Textauszug:
● ● ●

Rammstein sind die Headliner am ersten Tag des dreitägigen Festivals Rock in Vienna. 45.000 sind gekommen, um unter wolkenverhangenem Himmel sensible Stücke wie Bück dich oder eine zeitgenössische Variation des Laternenlieds zu hören. Dazu wird allerdings kein Umzug mit Lampions veranstaltet, sondern mit schweren Geschützen, Pyrotechnik und Flammenwerfergitarren Silvester als Kriegsspiel gedeutet.

Die Soundanlage hält leider nicht ganz, was das martialische Auftreten der Band unter Verwendung sämtlicher zur Verfügung stehender teutonischer Klischees verspricht. Till Lindemann als Mad Max mit dem rrrrrollenden RRRRR klingt an diesem Abend über den verzerrten Kompressorgitarren etwas weniger bedrohlich als gewollt. Wie soll man sich vor Rammstein fürchten, wenn selbst die regelmäßig das Open-air-Areal durchpflügende S-Bahn lauter ist? Es kann doch nicht sein, dass man bei einem Rockfestival nie drei Mal nachfragen muss, wenn einem der Nebenmann etwas ins Ohr brüllt. Ha, was hast du gesagt?!

● ● ●

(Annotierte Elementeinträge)

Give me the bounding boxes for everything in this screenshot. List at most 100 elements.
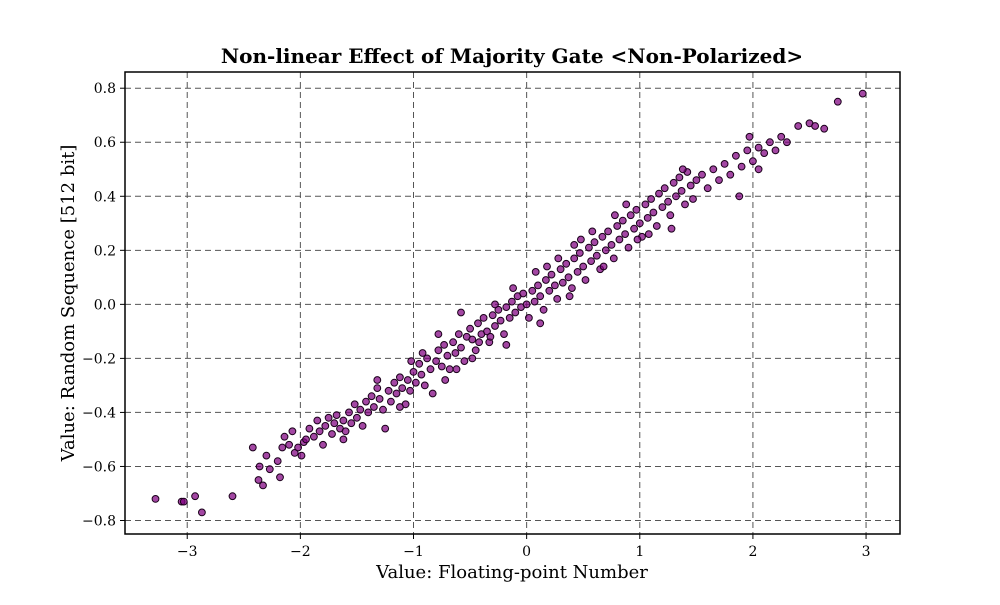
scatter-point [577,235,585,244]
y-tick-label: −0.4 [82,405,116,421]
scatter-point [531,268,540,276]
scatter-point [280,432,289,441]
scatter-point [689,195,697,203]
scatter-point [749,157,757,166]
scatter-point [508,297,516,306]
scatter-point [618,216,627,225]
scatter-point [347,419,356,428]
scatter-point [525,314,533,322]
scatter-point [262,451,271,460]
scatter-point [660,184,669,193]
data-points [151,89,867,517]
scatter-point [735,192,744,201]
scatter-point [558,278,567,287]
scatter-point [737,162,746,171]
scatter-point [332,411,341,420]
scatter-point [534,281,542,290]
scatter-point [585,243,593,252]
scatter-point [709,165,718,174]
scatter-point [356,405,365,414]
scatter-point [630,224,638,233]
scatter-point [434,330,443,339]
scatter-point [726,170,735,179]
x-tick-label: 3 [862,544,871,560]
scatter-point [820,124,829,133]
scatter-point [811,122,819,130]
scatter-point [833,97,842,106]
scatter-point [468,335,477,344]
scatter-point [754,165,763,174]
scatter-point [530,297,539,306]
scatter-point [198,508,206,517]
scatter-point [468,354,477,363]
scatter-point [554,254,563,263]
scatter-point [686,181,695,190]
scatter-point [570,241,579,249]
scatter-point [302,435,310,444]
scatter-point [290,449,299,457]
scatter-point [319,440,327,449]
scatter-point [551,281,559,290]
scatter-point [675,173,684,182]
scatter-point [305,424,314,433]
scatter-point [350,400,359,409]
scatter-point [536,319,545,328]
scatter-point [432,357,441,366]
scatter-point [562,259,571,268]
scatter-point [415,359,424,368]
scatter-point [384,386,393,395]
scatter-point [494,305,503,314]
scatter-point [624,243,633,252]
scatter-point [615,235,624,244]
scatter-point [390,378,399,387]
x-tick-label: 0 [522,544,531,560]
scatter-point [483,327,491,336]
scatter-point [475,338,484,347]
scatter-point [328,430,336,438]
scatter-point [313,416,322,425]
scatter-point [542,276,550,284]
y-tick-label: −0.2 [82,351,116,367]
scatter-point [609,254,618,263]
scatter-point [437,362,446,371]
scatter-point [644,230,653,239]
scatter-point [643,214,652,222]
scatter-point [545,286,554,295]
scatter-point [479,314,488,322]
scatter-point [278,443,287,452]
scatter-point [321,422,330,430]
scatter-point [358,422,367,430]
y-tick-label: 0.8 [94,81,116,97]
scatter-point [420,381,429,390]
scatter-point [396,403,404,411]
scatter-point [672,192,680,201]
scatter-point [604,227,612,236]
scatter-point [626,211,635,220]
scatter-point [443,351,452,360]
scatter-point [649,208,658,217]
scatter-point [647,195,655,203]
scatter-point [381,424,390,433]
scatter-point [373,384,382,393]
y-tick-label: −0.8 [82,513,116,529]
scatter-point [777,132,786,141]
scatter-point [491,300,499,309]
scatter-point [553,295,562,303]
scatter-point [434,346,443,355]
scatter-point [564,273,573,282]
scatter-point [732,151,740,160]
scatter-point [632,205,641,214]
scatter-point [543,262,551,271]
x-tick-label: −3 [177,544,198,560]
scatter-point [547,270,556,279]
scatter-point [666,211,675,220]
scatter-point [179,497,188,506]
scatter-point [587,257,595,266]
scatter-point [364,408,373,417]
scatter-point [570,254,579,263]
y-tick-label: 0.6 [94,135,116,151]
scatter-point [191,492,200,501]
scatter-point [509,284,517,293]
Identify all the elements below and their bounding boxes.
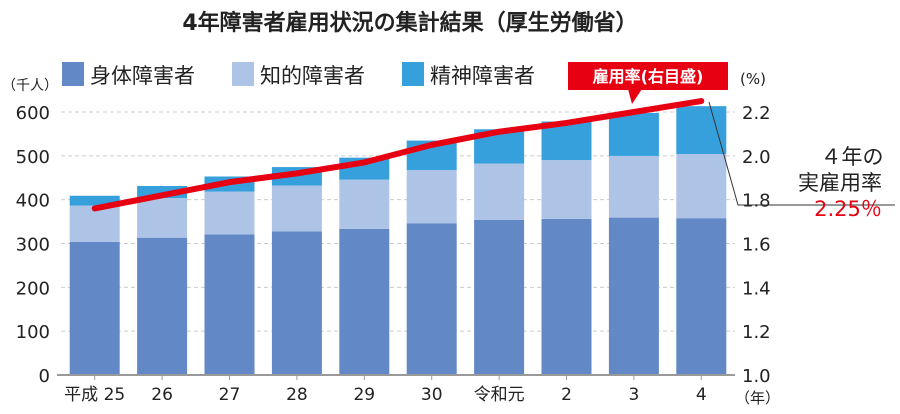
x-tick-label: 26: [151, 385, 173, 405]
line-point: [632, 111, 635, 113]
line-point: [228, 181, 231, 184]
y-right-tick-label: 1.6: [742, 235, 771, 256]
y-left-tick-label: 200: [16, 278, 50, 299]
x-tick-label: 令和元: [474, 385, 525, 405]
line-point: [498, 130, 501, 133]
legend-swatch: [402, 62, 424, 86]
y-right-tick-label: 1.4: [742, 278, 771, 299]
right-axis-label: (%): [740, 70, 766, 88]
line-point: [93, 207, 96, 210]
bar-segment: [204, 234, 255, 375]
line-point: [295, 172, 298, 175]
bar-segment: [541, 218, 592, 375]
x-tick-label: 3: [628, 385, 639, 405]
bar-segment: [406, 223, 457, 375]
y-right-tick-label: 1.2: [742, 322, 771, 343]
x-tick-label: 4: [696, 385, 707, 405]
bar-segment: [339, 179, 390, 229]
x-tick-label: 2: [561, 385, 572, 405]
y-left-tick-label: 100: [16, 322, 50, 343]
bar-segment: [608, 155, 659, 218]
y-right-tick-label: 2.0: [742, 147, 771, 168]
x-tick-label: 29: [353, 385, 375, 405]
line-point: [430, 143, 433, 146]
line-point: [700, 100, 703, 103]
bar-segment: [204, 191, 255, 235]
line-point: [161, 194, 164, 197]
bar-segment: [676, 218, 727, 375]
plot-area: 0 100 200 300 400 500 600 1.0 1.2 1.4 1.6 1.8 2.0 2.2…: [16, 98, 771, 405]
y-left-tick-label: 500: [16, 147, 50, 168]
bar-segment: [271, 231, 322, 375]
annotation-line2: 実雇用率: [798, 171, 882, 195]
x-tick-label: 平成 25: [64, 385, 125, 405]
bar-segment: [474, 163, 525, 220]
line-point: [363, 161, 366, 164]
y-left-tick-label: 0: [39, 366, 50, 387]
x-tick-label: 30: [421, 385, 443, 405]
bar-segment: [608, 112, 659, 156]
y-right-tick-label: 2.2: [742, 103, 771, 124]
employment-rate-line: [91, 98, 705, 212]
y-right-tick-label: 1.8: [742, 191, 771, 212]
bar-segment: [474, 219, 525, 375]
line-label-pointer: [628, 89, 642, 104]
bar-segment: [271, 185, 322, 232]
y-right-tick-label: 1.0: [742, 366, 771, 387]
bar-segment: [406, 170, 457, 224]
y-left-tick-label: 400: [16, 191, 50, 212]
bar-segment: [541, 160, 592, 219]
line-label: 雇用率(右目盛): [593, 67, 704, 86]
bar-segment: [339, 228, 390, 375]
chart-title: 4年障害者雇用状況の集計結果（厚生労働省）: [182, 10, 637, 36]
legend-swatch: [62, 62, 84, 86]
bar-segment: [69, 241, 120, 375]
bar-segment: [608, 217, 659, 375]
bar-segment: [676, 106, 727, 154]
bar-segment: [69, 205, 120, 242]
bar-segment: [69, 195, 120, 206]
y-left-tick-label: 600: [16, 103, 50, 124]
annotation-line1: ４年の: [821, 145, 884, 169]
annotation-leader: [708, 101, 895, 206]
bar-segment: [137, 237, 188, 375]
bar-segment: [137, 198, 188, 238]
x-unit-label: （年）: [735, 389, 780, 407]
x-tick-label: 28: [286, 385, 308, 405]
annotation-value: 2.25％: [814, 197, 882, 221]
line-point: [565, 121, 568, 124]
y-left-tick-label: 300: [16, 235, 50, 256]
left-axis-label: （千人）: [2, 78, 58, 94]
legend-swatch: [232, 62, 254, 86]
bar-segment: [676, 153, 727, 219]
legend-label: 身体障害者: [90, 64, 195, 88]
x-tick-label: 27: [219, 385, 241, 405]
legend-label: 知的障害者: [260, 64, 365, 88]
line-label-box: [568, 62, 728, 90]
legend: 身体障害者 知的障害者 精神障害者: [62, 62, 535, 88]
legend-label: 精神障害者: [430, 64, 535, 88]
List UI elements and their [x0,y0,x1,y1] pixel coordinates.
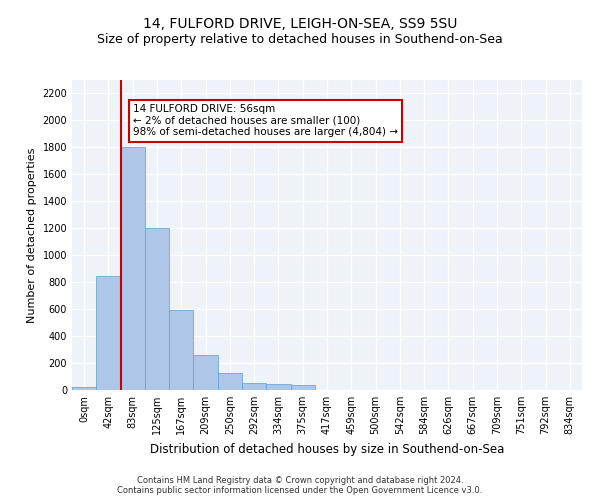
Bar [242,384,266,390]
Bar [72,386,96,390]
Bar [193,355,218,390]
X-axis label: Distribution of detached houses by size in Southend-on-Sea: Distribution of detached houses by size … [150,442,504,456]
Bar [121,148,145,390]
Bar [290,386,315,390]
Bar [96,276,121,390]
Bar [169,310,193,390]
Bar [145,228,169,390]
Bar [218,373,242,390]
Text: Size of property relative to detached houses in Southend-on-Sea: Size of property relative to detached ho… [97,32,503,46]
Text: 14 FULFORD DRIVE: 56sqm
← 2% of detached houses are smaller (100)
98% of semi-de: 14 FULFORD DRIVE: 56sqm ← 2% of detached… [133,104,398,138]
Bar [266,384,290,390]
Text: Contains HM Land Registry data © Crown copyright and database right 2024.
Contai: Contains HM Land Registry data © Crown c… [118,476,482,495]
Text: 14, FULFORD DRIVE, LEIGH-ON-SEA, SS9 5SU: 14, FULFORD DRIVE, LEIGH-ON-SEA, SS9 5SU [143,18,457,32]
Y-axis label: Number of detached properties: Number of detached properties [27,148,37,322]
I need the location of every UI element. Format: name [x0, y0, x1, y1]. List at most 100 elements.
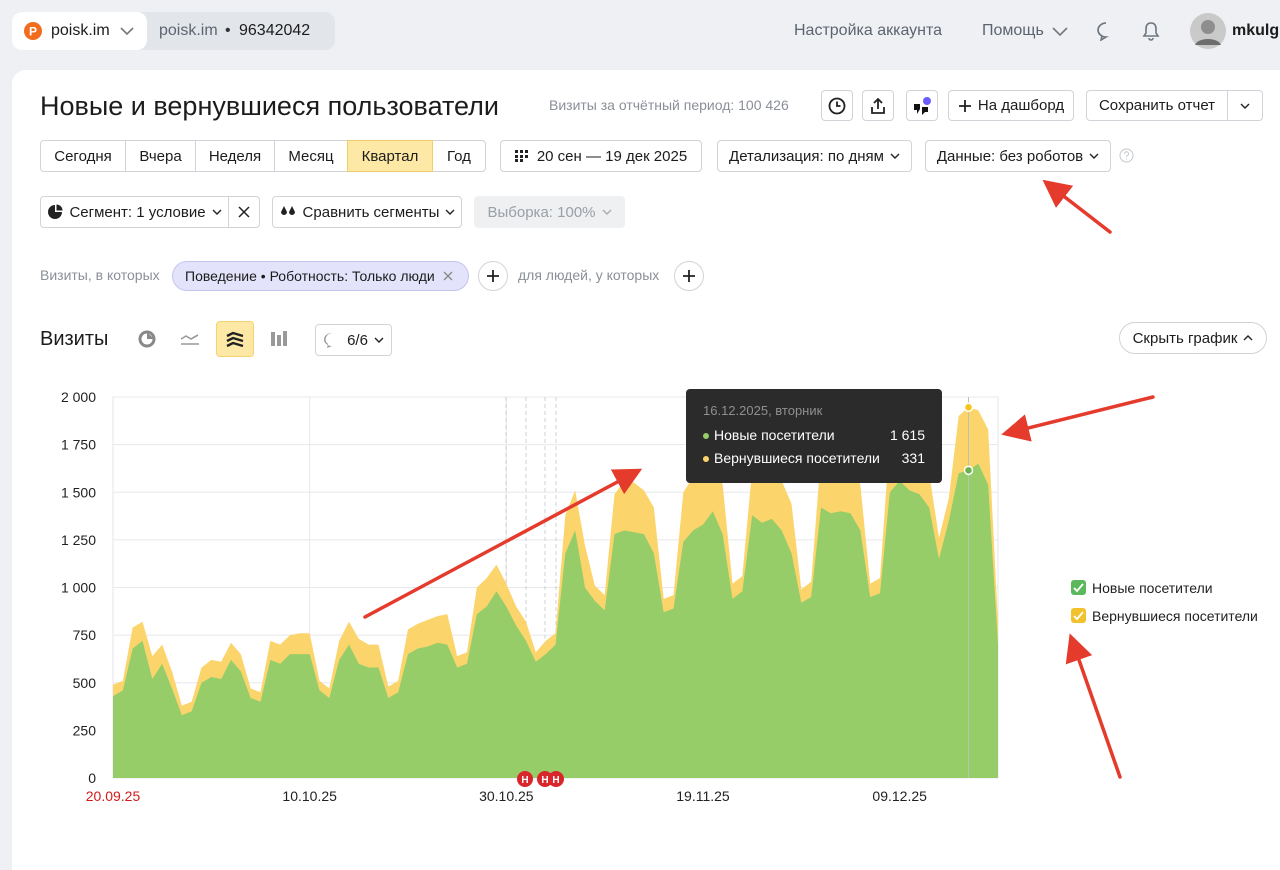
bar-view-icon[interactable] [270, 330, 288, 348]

● ● ●

Aufgaben:
#1 Beantworte die folgenden Fragen zum Konzertbericht.
(a) Wie viele Menschen sind zum ersten Tag des Festivals gekommen?
(b) Was ist laut dem Bericht lauter als die Soundanlage der Band?
(c) Wie viele Tage dauert das Festival Rock in Vienna?
#2 Setze den Konzertbericht nach seinem letzten Satz fort.

Lösungen nach Aufgabe:
#1
(a) 45.000
(b) Die S-Bahn, die regelmäßig das Open-air-Areal durchpflügt
(c) Drei Tage

#2
Altbekanntes

Man wird bei Rammstein jedenfalls nicht mit neuen Liedern oder Ideen belästigt. Ebenso wie zuvor die Metal-Cellisten Apocalyptica aus Finnland oder die kalifornischen Altmonster Slayer wird Hausmarke ausgeschenkt. Viele im Publikum nutzen die Gelegenheit, sich in die eigens aufgestellten mobilen Gastgärten zu setzen oder ein wenig zu shoppen.

Am Ende sieht man in der U-Bahn auf dem Weg nach Hause, dass vor allem ältere Männer die nicht unbedingt hübschen T-Shirts von Rock in Vienna gekauft haben. Sie tragen sie, ohne sie vorher gewaschen zu haben. Das kann verdammt leicht allergische Reaktionen verursachen. Rock’n’Roll ist auch eines: er ist gefährlich. Aber sag denen das. Da redest du gegen Wände.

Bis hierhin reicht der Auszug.